RAW RECORDS
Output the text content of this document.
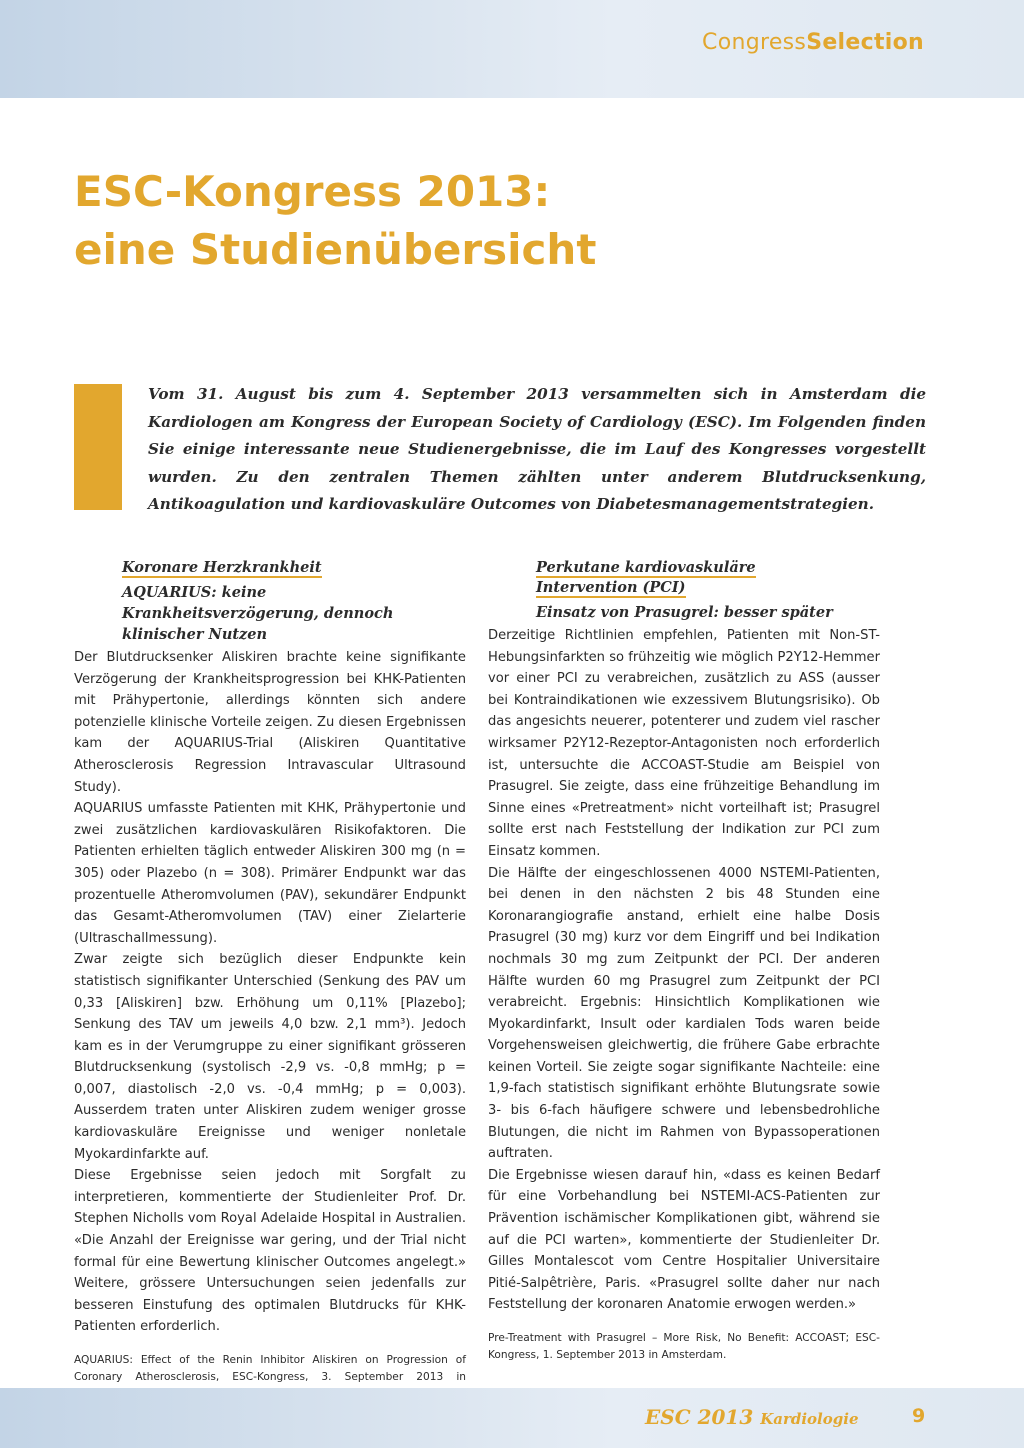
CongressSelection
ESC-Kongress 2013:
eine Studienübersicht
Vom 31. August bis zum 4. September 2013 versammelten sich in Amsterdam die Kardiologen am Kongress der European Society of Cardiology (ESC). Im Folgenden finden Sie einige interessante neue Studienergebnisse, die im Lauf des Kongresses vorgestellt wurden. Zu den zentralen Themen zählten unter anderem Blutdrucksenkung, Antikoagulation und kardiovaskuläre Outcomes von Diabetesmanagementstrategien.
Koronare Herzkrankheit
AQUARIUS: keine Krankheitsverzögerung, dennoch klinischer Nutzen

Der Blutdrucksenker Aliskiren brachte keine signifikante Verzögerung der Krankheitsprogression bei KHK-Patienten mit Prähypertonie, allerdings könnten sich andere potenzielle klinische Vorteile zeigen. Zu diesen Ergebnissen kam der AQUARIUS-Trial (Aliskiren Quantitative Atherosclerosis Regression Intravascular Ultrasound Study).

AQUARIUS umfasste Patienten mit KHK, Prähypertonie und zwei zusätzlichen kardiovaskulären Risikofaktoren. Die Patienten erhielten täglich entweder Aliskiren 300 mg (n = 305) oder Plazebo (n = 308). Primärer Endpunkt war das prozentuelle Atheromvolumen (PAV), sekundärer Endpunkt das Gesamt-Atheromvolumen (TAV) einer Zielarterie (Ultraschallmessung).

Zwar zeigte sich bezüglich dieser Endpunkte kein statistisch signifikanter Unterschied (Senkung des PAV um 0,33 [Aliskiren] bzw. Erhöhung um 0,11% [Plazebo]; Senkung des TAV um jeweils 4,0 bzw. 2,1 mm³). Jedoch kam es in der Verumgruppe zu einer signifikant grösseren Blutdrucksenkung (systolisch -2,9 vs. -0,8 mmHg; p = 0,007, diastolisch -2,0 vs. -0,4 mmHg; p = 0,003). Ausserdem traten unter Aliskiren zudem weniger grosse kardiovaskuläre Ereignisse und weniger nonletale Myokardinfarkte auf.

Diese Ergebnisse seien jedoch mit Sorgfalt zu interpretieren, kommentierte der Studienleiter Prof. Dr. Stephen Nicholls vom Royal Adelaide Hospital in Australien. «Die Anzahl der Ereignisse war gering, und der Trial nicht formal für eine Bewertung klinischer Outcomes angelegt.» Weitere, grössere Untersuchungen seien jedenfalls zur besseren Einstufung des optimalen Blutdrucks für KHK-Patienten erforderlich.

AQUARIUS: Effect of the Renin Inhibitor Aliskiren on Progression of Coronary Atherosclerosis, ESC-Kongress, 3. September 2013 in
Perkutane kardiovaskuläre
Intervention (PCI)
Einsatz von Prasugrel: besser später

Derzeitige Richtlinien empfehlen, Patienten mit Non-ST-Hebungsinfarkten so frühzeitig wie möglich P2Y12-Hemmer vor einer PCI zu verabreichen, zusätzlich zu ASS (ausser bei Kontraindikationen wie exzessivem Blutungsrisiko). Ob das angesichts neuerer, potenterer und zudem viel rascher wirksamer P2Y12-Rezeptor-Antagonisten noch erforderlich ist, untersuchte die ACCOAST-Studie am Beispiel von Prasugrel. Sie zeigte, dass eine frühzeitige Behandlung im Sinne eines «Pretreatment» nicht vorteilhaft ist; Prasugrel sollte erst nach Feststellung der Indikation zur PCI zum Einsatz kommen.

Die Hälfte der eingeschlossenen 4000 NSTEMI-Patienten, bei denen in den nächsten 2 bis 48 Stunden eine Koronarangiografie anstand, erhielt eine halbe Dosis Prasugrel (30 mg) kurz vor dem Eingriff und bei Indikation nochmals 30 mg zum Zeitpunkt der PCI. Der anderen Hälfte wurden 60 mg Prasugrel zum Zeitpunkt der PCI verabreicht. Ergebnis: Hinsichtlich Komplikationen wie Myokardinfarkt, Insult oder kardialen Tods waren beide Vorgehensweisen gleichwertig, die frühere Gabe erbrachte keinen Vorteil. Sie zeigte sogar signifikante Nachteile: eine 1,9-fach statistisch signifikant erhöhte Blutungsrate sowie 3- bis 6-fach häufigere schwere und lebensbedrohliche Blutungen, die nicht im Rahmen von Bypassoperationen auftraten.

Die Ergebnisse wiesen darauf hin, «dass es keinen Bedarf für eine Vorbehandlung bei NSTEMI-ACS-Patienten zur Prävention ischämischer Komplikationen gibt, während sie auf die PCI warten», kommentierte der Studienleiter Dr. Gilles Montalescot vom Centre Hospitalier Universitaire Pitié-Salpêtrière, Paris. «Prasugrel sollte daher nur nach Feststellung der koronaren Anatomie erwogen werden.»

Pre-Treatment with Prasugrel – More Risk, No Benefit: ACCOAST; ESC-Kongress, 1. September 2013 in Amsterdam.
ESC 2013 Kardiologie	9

--

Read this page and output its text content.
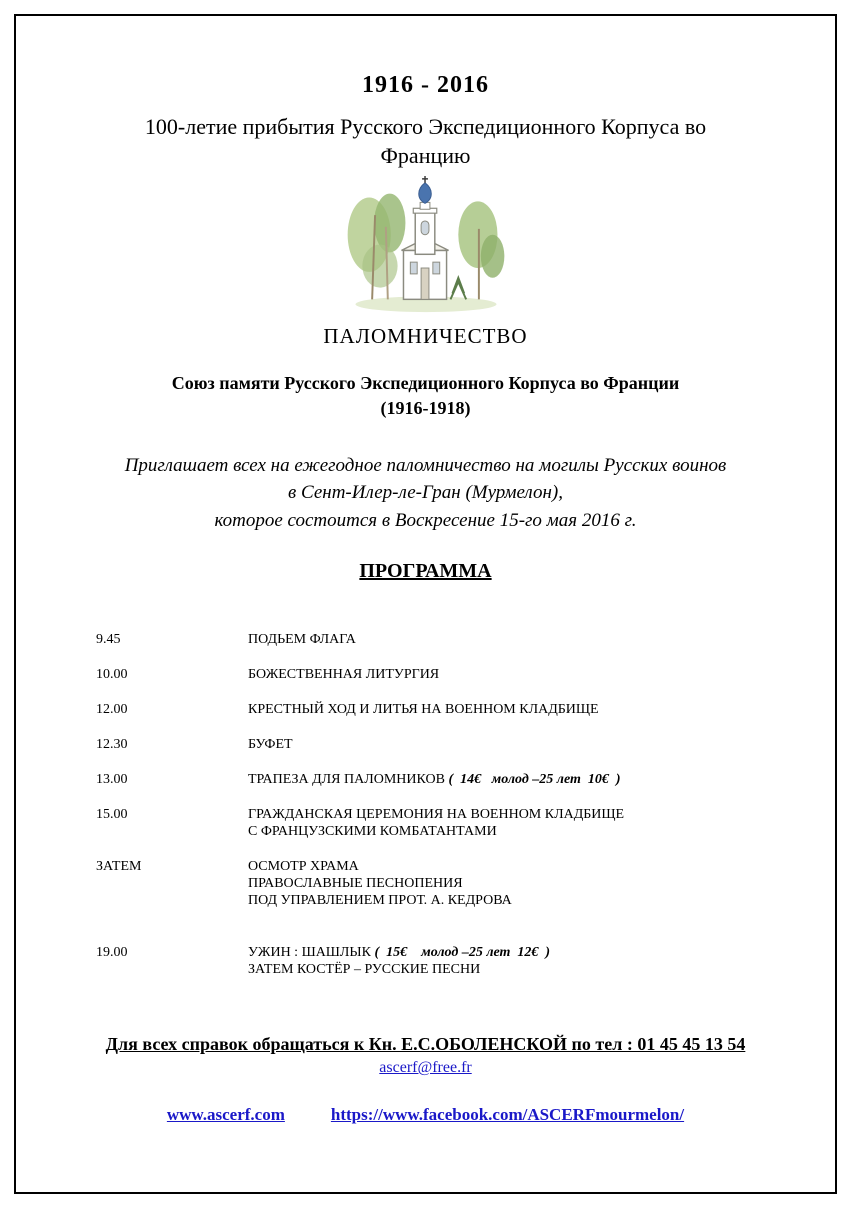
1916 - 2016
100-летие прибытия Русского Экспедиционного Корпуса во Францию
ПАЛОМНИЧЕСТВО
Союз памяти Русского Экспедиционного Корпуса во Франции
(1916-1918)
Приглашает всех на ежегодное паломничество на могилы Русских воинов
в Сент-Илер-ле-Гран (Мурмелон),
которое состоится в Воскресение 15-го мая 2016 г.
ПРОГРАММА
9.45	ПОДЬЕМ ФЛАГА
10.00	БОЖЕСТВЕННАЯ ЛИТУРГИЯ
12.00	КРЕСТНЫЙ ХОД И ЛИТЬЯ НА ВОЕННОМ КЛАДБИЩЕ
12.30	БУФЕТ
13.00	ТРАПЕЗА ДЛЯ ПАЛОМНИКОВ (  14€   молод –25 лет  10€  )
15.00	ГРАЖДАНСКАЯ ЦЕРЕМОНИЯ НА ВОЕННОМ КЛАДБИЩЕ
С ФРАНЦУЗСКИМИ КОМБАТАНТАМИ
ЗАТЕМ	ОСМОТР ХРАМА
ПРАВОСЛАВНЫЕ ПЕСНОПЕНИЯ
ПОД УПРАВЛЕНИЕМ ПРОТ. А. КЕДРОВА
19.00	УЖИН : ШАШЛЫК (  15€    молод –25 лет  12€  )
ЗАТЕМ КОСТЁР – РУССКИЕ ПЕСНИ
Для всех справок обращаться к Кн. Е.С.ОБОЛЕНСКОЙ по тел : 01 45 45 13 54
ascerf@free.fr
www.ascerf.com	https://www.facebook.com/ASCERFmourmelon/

* * *

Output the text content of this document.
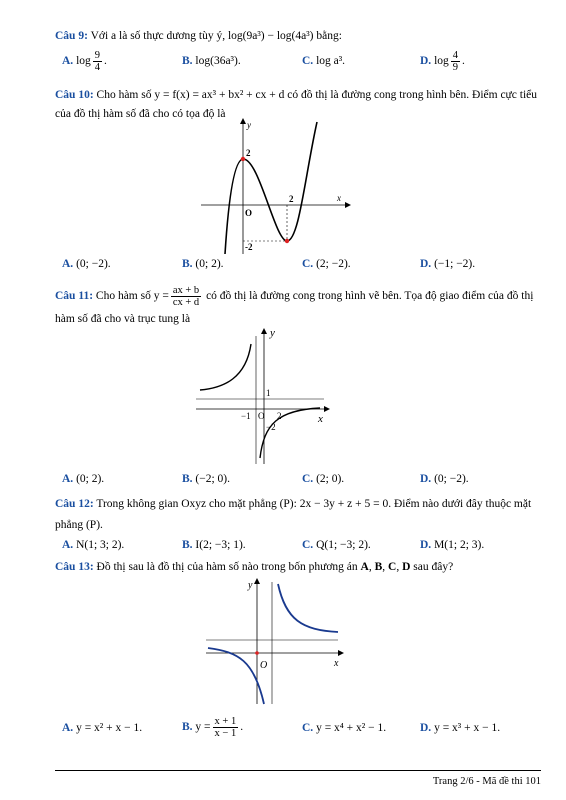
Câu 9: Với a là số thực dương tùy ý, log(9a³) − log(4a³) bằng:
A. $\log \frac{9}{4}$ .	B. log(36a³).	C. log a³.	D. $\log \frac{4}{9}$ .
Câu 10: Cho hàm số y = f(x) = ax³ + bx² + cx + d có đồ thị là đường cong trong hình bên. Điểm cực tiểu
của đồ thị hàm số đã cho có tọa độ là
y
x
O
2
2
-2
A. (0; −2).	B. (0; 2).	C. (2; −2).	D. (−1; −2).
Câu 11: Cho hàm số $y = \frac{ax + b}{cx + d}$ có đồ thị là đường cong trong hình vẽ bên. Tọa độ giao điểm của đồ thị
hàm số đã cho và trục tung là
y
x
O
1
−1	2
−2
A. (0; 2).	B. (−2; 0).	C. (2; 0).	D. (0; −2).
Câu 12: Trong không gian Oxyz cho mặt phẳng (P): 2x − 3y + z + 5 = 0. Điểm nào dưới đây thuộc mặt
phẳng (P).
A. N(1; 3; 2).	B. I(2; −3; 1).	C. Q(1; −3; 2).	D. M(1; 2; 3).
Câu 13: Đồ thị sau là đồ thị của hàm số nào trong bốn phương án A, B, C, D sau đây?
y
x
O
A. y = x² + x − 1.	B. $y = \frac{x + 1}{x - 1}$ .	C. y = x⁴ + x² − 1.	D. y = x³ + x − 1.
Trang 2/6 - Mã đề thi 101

TASK
Pull out the lines above in which the word "молод" appears.

ANSWER TO THE TASK
13.00	ТРАПЕЗА ДЛЯ ПАЛОМНИКОВ (  14€   молод –25 лет  10€  )
19.00	УЖИН : ШАШЛЫК (  15€    молод –25 лет  12€  )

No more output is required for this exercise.